◆ Supplied information:
========
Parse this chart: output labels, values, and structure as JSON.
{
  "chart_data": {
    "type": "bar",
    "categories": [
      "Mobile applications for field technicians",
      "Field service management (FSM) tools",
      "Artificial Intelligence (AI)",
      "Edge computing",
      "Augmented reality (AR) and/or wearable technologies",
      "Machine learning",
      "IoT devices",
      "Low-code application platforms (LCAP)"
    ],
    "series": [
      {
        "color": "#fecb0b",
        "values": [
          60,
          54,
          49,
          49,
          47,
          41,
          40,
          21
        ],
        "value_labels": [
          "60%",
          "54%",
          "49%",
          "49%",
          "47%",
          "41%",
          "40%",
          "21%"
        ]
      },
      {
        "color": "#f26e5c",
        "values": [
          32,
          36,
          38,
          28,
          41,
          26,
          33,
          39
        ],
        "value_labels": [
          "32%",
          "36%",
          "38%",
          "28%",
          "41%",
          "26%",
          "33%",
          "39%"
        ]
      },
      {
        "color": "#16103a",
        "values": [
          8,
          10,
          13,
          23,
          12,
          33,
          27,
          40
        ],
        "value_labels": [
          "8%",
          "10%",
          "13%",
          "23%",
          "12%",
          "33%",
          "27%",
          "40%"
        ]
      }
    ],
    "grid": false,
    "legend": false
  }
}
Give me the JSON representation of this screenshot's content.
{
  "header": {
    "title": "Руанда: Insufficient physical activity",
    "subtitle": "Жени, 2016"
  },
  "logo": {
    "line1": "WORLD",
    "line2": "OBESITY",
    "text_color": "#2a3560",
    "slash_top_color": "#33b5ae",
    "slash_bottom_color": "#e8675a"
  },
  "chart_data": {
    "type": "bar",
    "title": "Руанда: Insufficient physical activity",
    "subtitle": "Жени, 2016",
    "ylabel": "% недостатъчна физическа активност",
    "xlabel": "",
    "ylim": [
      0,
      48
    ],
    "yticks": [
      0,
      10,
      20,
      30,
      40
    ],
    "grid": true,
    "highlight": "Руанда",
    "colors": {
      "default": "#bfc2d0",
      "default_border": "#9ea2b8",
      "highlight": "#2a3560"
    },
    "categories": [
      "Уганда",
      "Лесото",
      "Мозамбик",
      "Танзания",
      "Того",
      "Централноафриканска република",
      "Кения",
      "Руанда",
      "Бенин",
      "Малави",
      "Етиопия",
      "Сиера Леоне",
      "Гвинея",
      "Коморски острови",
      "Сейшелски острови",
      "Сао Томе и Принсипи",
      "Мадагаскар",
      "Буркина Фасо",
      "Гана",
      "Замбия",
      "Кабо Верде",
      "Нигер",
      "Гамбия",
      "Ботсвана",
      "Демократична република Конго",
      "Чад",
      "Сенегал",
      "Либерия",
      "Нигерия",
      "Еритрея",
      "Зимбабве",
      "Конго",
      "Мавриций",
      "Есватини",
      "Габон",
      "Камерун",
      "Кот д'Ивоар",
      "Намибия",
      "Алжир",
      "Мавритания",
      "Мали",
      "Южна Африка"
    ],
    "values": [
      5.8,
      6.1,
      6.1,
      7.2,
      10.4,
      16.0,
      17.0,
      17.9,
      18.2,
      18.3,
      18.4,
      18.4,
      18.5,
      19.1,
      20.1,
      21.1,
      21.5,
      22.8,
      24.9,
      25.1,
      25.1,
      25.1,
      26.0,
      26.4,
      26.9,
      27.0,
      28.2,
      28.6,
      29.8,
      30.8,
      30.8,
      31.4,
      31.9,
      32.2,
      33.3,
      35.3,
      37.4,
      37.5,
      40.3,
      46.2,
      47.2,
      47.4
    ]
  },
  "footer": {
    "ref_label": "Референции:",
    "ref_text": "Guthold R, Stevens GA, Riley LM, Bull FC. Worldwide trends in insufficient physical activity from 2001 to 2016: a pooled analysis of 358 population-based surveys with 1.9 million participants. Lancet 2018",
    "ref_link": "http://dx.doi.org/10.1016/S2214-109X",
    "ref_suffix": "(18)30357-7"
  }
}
========
Write down all the entries again without a single difference.

Parse this chart: output labels, values, and structure as JSON.
{
  "chart_data": {
    "type": "bar",
    "categories": [
      "Mobile applications for field technicians",
      "Field service management (FSM) tools",
      "Artificial Intelligence (AI)",
      "Edge computing",
      "Augmented reality (AR) and/or wearable technologies",
      "Machine learning",
      "IoT devices",
      "Low-code application platforms (LCAP)"
    ],
    "series": [
      {
        "color": "#fecb0b",
        "values": [
          60,
          54,
          49,
          49,
          47,
          41,
          40,
          21
        ],
        "value_labels": [
          "60%",
          "54%",
          "49%",
          "49%",
          "47%",
          "41%",
          "40%",
          "21%"
        ]
      },
      {
        "color": "#f26e5c",
        "values": [
          32,
          36,
          38,
          28,
          41,
          26,
          33,
          39
        ],
        "value_labels": [
          "32%",
          "36%",
          "38%",
          "28%",
          "41%",
          "26%",
          "33%",
          "39%"
        ]
      },
      {
        "color": "#16103a",
        "values": [
          8,
          10,
          13,
          23,
          12,
          33,
          27,
          40
        ],
        "value_labels": [
          "8%",
          "10%",
          "13%",
          "23%",
          "12%",
          "33%",
          "27%",
          "40%"
        ]
      }
    ],
    "grid": false,
    "legend": false
  }
}
Give me the JSON representation of this screenshot's content.
{
  "header": {
    "title": "Руанда: Insufficient physical activity",
    "subtitle": "Жени, 2016"
  },
  "logo": {
    "line1": "WORLD",
    "line2": "OBESITY",
    "text_color": "#2a3560",
    "slash_top_color": "#33b5ae",
    "slash_bottom_color": "#e8675a"
  },
  "chart_data": {
    "type": "bar",
    "title": "Руанда: Insufficient physical activity",
    "subtitle": "Жени, 2016",
    "ylabel": "% недостатъчна физическа активност",
    "xlabel": "",
    "ylim": [
      0,
      48
    ],
    "yticks": [
      0,
      10,
      20,
      30,
      40
    ],
    "grid": true,
    "highlight": "Руанда",
    "colors": {
      "default": "#bfc2d0",
      "default_border": "#9ea2b8",
      "highlight": "#2a3560"
    },
    "categories": [
      "Уганда",
      "Лесото",
      "Мозамбик",
      "Танзания",
      "Того",
      "Централноафриканска република",
      "Кения",
      "Руанда",
      "Бенин",
      "Малави",
      "Етиопия",
      "Сиера Леоне",
      "Гвинея",
      "Коморски острови",
      "Сейшелски острови",
      "Сао Томе и Принсипи",
      "Мадагаскар",
      "Буркина Фасо",
      "Гана",
      "Замбия",
      "Кабо Верде",
      "Нигер",
      "Гамбия",
      "Ботсвана",
      "Демократична република Конго",
      "Чад",
      "Сенегал",
      "Либерия",
      "Нигерия",
      "Еритрея",
      "Зимбабве",
      "Конго",
      "Мавриций",
      "Есватини",
      "Габон",
      "Камерун",
      "Кот д'Ивоар",
      "Намибия",
      "Алжир",
      "Мавритания",
      "Мали",
      "Южна Африка"
    ],
    "values": [
      5.8,
      6.1,
      6.1,
      7.2,
      10.4,
      16.0,
      17.0,
      17.9,
      18.2,
      18.3,
      18.4,
      18.4,
      18.5,
      19.1,
      20.1,
      21.1,
      21.5,
      22.8,
      24.9,
      25.1,
      25.1,
      25.1,
      26.0,
      26.4,
      26.9,
      27.0,
      28.2,
      28.6,
      29.8,
      30.8,
      30.8,
      31.4,
      31.9,
      32.2,
      33.3,
      35.3,
      37.4,
      37.5,
      40.3,
      46.2,
      47.2,
      47.4
    ]
  },
  "footer": {
    "ref_label": "Референции:",
    "ref_text": "Guthold R, Stevens GA, Riley LM, Bull FC. Worldwide trends in insufficient physical activity from 2001 to 2016: a pooled analysis of 358 population-based surveys with 1.9 million participants. Lancet 2018",
    "ref_link": "http://dx.doi.org/10.1016/S2214-109X",
    "ref_suffix": "(18)30357-7"
  }
}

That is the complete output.